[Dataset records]
◇ ◇ ◇

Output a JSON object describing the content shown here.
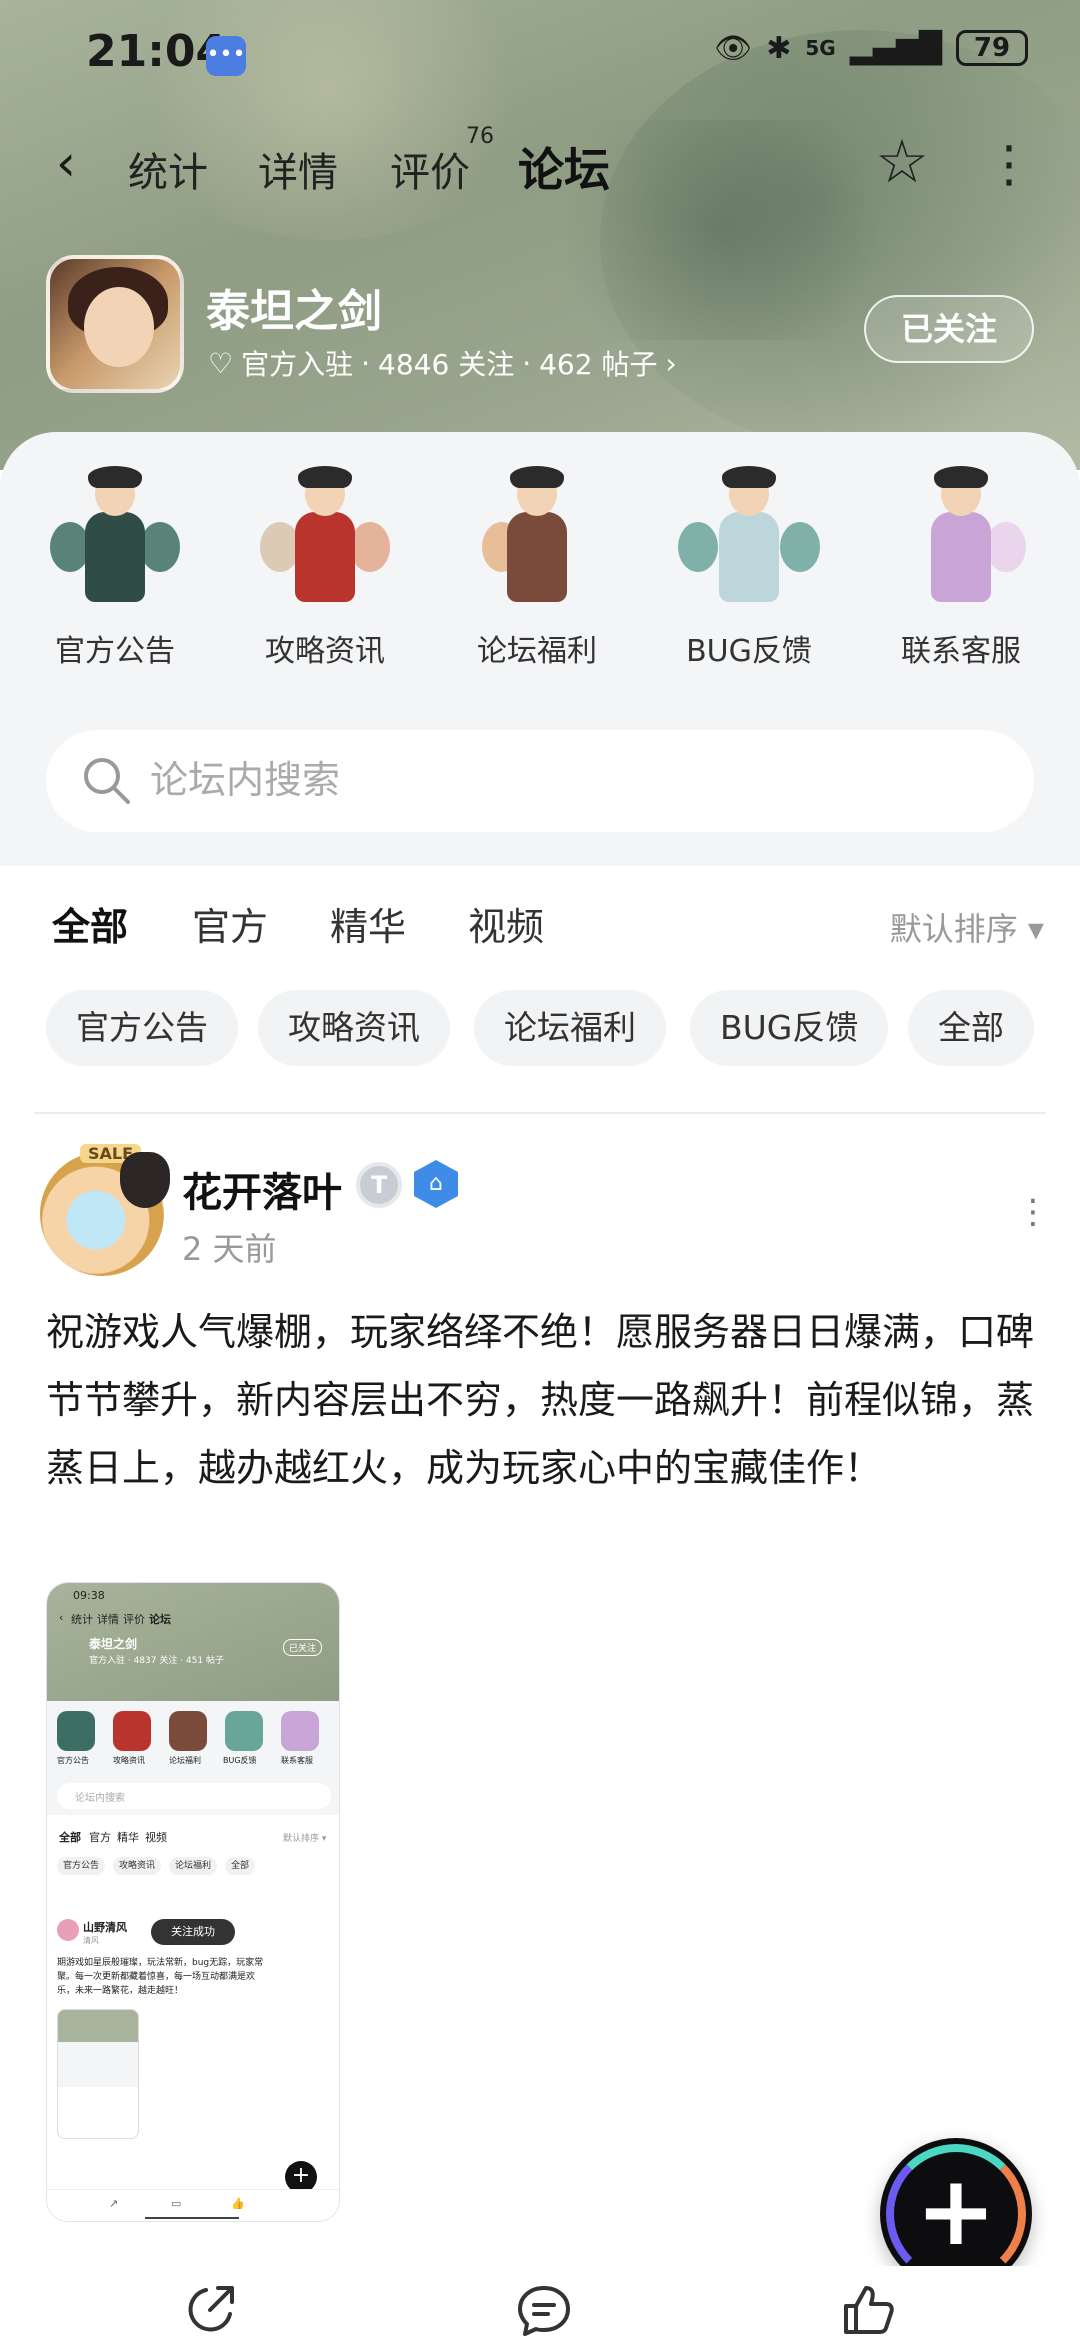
{
  "status_bar": {
    "time": "21:04",
    "network": "5G",
    "battery": "79"
  },
  "nav": {
    "tabs": [
      {
        "label": "统计"
      },
      {
        "label": "详情"
      },
      {
        "label": "评价",
        "badge": "76"
      },
      {
        "label": "论坛",
        "active": true
      }
    ]
  },
  "game": {
    "name": "泰坦之剑",
    "meta_official": "官方入驻",
    "meta_follows": "4846 关注",
    "meta_posts": "462 帖子",
    "meta_sep": "·",
    "follow_button": "已关注"
  },
  "categories": [
    {
      "label": "官方公告",
      "color": "#3d6e63"
    },
    {
      "label": "攻略资讯",
      "color": "#b8342c"
    },
    {
      "label": "论坛福利",
      "color": "#7a4a3a"
    },
    {
      "label": "BUG反馈",
      "color": "#6aa59a"
    },
    {
      "label": "联系客服",
      "color": "#c9a4d6"
    }
  ],
  "search": {
    "placeholder": "论坛内搜索"
  },
  "feed_tabs": [
    {
      "label": "全部",
      "active": true
    },
    {
      "label": "官方"
    },
    {
      "label": "精华"
    },
    {
      "label": "视频"
    }
  ],
  "sort": {
    "label": "默认排序 ▾"
  },
  "chips": [
    "官方公告",
    "攻略资讯",
    "论坛福利",
    "BUG反馈",
    "全部"
  ],
  "post": {
    "author": "花开落叶",
    "avatar_badge": "SALE",
    "time": "2 天前",
    "text": "祝游戏人气爆棚，玩家络绎不绝！愿服务器日日爆满，口碑节节攀升，新内容层出不穷，热度一路飙升！前程似锦，蒸蒸日上，越办越红火，成为玩家心中的宝藏佳作！",
    "image": {
      "time": "09:38",
      "tabs": [
        "统计",
        "详情",
        "评价",
        "论坛"
      ],
      "game": "泰坦之剑",
      "meta": "官方入驻 · 4837 关注 · 451 帖子",
      "follow": "已关注",
      "categories": [
        "官方公告",
        "攻略资讯",
        "论坛福利",
        "BUG反馈",
        "联系客服"
      ],
      "search": "论坛内搜索",
      "feed_tabs": [
        "全部",
        "官方",
        "精华",
        "视频"
      ],
      "sort": "默认排序 ▾",
      "chips": [
        "官方公告",
        "攻略资讯",
        "论坛福利",
        "全部"
      ],
      "author": "山野清风",
      "author_sub": "清风",
      "toast": "关注成功",
      "text_lines": [
        "期游戏如星辰般璀璨，玩法常新，bug无踪，玩家常",
        "聚。每一次更新都藏着惊喜，每一场互动都满是欢",
        "乐，未来一路繁花，越走越旺！"
      ]
    }
  },
  "accent_color": "#50e6c8"
}
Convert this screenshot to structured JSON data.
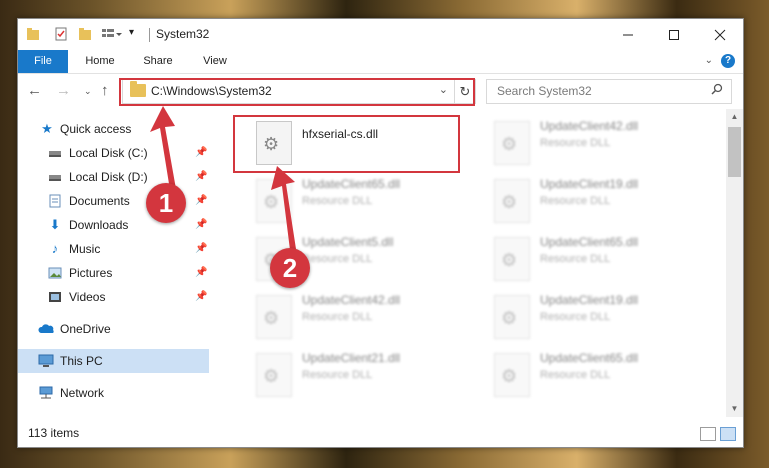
{
  "window": {
    "title": "System32",
    "controls": {
      "minimize": "—",
      "maximize": "☐",
      "close": "✕"
    }
  },
  "ribbon": {
    "tabs": [
      "File",
      "Home",
      "Share",
      "View"
    ]
  },
  "nav": {
    "address": "C:\\Windows\\System32",
    "search_placeholder": "Search System32"
  },
  "sidebar": {
    "items": [
      {
        "label": "Quick access",
        "icon": "star-icon",
        "pinned": false
      },
      {
        "label": "Local Disk (C:)",
        "icon": "drive-icon",
        "pinned": true
      },
      {
        "label": "Local Disk (D:)",
        "icon": "drive-icon",
        "pinned": true
      },
      {
        "label": "Documents",
        "icon": "documents-icon",
        "pinned": true
      },
      {
        "label": "Downloads",
        "icon": "downloads-icon",
        "pinned": true
      },
      {
        "label": "Music",
        "icon": "music-icon",
        "pinned": true
      },
      {
        "label": "Pictures",
        "icon": "pictures-icon",
        "pinned": true
      },
      {
        "label": "Videos",
        "icon": "videos-icon",
        "pinned": true
      },
      {
        "label": "OneDrive",
        "icon": "onedrive-icon",
        "pinned": false
      },
      {
        "label": "This PC",
        "icon": "this-pc-icon",
        "pinned": false,
        "selected": true
      },
      {
        "label": "Network",
        "icon": "network-icon",
        "pinned": false
      }
    ]
  },
  "files": {
    "highlighted": {
      "name": "hfxserial-cs.dll"
    },
    "left_column": [
      {
        "name": "UpdateClient65.dll",
        "type": "Resource DLL"
      },
      {
        "name": "UpdateClient5.dll",
        "type": "Resource DLL"
      },
      {
        "name": "UpdateClient42.dll",
        "type": "Resource DLL"
      },
      {
        "name": "UpdateClient21.dll",
        "type": "Resource DLL"
      }
    ],
    "right_column": [
      {
        "name": "UpdateClient42.dll",
        "type": "Resource DLL"
      },
      {
        "name": "UpdateClient19.dll",
        "type": "Resource DLL"
      },
      {
        "name": "UpdateClient65.dll",
        "type": "Resource DLL"
      },
      {
        "name": "UpdateClient19.dll",
        "type": "Resource DLL"
      },
      {
        "name": "UpdateClient65.dll",
        "type": "Resource DLL"
      }
    ]
  },
  "status": {
    "item_count": "113 items"
  },
  "annotations": {
    "step1": "1",
    "step2": "2",
    "accent_color": "#d3363e"
  }
}
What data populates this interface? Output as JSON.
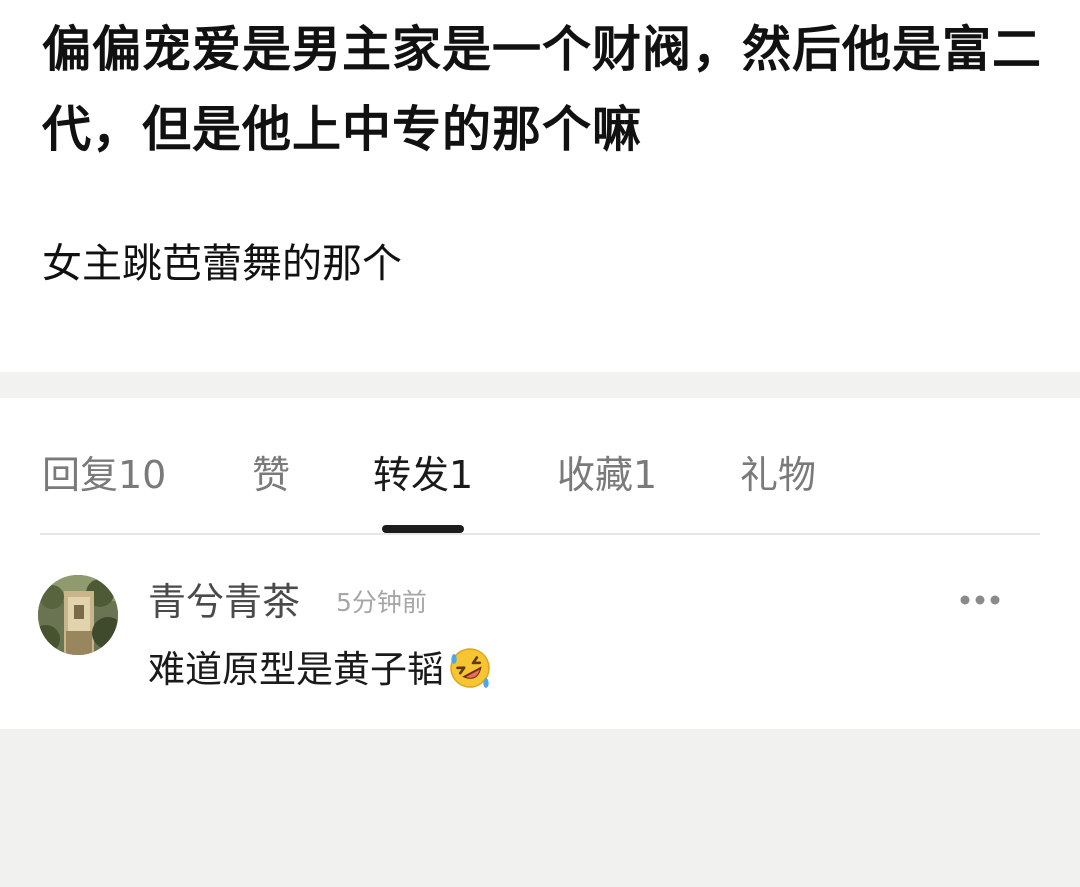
{
  "post": {
    "title": "偏偏宠爱是男主家是一个财阀，然后他是富二代，但是他上中专的那个嘛",
    "body": "女主跳芭蕾舞的那个"
  },
  "tabs": [
    {
      "label": "回复10",
      "active": false
    },
    {
      "label": "赞",
      "active": false
    },
    {
      "label": "转发1",
      "active": true
    },
    {
      "label": "收藏1",
      "active": false
    },
    {
      "label": "礼物",
      "active": false
    }
  ],
  "comment": {
    "author": "青兮青茶",
    "time": "5分钟前",
    "text": "难道原型是黄子韬",
    "emoji": "rolling-on-floor-laughing-emoji",
    "more_icon": "more-dots-icon"
  },
  "colors": {
    "active_tab": "#1a1a1a",
    "inactive_tab": "#7a7a7a",
    "indicator": "#1c1c1c",
    "timestamp": "#a6a6a6",
    "author": "#4a4a4a",
    "page_background": "#f4f4f2"
  }
}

◇ ◇ ◇

WHAT THE TASK ASKS » Transcribe all the records above word for word, without their images.

SOLVED PROBLEM »
Output a JSON object describing the content shown here.
{
  "status_bar": {
    "time": "21:04",
    "network": "5G",
    "battery": "79"
  },
  "nav": {
    "tabs": [
      {
        "label": "统计"
      },
      {
        "label": "详情"
      },
      {
        "label": "评价",
        "badge": "76"
      },
      {
        "label": "论坛",
        "active": true
      }
    ]
  },
  "game": {
    "name": "泰坦之剑",
    "meta_official": "官方入驻",
    "meta_follows": "4846 关注",
    "meta_posts": "462 帖子",
    "meta_sep": "·",
    "follow_button": "已关注"
  },
  "categories": [
    {
      "label": "官方公告",
      "color": "#3d6e63"
    },
    {
      "label": "攻略资讯",
      "color": "#b8342c"
    },
    {
      "label": "论坛福利",
      "color": "#7a4a3a"
    },
    {
      "label": "BUG反馈",
      "color": "#6aa59a"
    },
    {
      "label": "联系客服",
      "color": "#c9a4d6"
    }
  ],
  "search": {
    "placeholder": "论坛内搜索"
  },
  "feed_tabs": [
    {
      "label": "全部",
      "active": true
    },
    {
      "label": "官方"
    },
    {
      "label": "精华"
    },
    {
      "label": "视频"
    }
  ],
  "sort": {
    "label": "默认排序 ▾"
  },
  "chips": [
    "官方公告",
    "攻略资讯",
    "论坛福利",
    "BUG反馈",
    "全部"
  ],
  "post": {
    "author": "花开落叶",
    "avatar_badge": "SALE",
    "time": "2 天前",
    "text": "祝游戏人气爆棚，玩家络绎不绝！愿服务器日日爆满，口碑节节攀升，新内容层出不穷，热度一路飙升！前程似锦，蒸蒸日上，越办越红火，成为玩家心中的宝藏佳作！",
    "image": {
      "time": "09:38",
      "tabs": [
        "统计",
        "详情",
        "评价",
        "论坛"
      ],
      "game": "泰坦之剑",
      "meta": "官方入驻 · 4837 关注 · 451 帖子",
      "follow": "已关注",
      "categories": [
        "官方公告",
        "攻略资讯",
        "论坛福利",
        "BUG反馈",
        "联系客服"
      ],
      "search": "论坛内搜索",
      "feed_tabs": [
        "全部",
        "官方",
        "精华",
        "视频"
      ],
      "sort": "默认排序 ▾",
      "chips": [
        "官方公告",
        "攻略资讯",
        "论坛福利",
        "全部"
      ],
      "author": "山野清风",
      "author_sub": "清风",
      "toast": "关注成功",
      "text_lines": [
        "期游戏如星辰般璀璨，玩法常新，bug无踪，玩家常",
        "聚。每一次更新都藏着惊喜，每一场互动都满是欢",
        "乐，未来一路繁花，越走越旺！"
      ]
    }
  },
  "accent_color": "#50e6c8"
}
Convert this screenshot to structured JSON data.
{
  "window": {
    "title": "System32",
    "controls": {
      "minimize": "—",
      "maximize": "☐",
      "close": "✕"
    }
  },
  "ribbon": {
    "tabs": [
      "File",
      "Home",
      "Share",
      "View"
    ]
  },
  "nav": {
    "address": "C:\\Windows\\System32",
    "search_placeholder": "Search System32"
  },
  "sidebar": {
    "items": [
      {
        "label": "Quick access",
        "icon": "star-icon",
        "pinned": false
      },
      {
        "label": "Local Disk (C:)",
        "icon": "drive-icon",
        "pinned": true
      },
      {
        "label": "Local Disk (D:)",
        "icon": "drive-icon",
        "pinned": true
      },
      {
        "label": "Documents",
        "icon": "documents-icon",
        "pinned": true
      },
      {
        "label": "Downloads",
        "icon": "downloads-icon",
        "pinned": true
      },
      {
        "label": "Music",
        "icon": "music-icon",
        "pinned": true
      },
      {
        "label": "Pictures",
        "icon": "pictures-icon",
        "pinned": true
      },
      {
        "label": "Videos",
        "icon": "videos-icon",
        "pinned": true
      },
      {
        "label": "OneDrive",
        "icon": "onedrive-icon",
        "pinned": false
      },
      {
        "label": "This PC",
        "icon": "this-pc-icon",
        "pinned": false,
        "selected": true
      },
      {
        "label": "Network",
        "icon": "network-icon",
        "pinned": false
      }
    ]
  },
  "files": {
    "highlighted": {
      "name": "hfxserial-cs.dll"
    },
    "left_column": [
      {
        "name": "UpdateClient65.dll",
        "type": "Resource DLL"
      },
      {
        "name": "UpdateClient5.dll",
        "type": "Resource DLL"
      },
      {
        "name": "UpdateClient42.dll",
        "type": "Resource DLL"
      },
      {
        "name": "UpdateClient21.dll",
        "type": "Resource DLL"
      }
    ],
    "right_column": [
      {
        "name": "UpdateClient42.dll",
        "type": "Resource DLL"
      },
      {
        "name": "UpdateClient19.dll",
        "type": "Resource DLL"
      },
      {
        "name": "UpdateClient65.dll",
        "type": "Resource DLL"
      },
      {
        "name": "UpdateClient19.dll",
        "type": "Resource DLL"
      },
      {
        "name": "UpdateClient65.dll",
        "type": "Resource DLL"
      }
    ]
  },
  "status": {
    "item_count": "113 items"
  },
  "annotations": {
    "step1": "1",
    "step2": "2",
    "accent_color": "#d3363e"
  }
}
What data populates this interface? Output as JSON.
{
  "post": {
    "title": "偏偏宠爱是男主家是一个财阀，然后他是富二代，但是他上中专的那个嘛",
    "body": "女主跳芭蕾舞的那个"
  },
  "tabs": [
    {
      "label": "回复10",
      "active": false
    },
    {
      "label": "赞",
      "active": false
    },
    {
      "label": "转发1",
      "active": true
    },
    {
      "label": "收藏1",
      "active": false
    },
    {
      "label": "礼物",
      "active": false
    }
  ],
  "comment": {
    "author": "青兮青茶",
    "time": "5分钟前",
    "text": "难道原型是黄子韬",
    "emoji": "rolling-on-floor-laughing-emoji",
    "more_icon": "more-dots-icon"
  },
  "colors": {
    "active_tab": "#1a1a1a",
    "inactive_tab": "#7a7a7a",
    "indicator": "#1c1c1c",
    "timestamp": "#a6a6a6",
    "author": "#4a4a4a",
    "page_background": "#f4f4f2"
  }
}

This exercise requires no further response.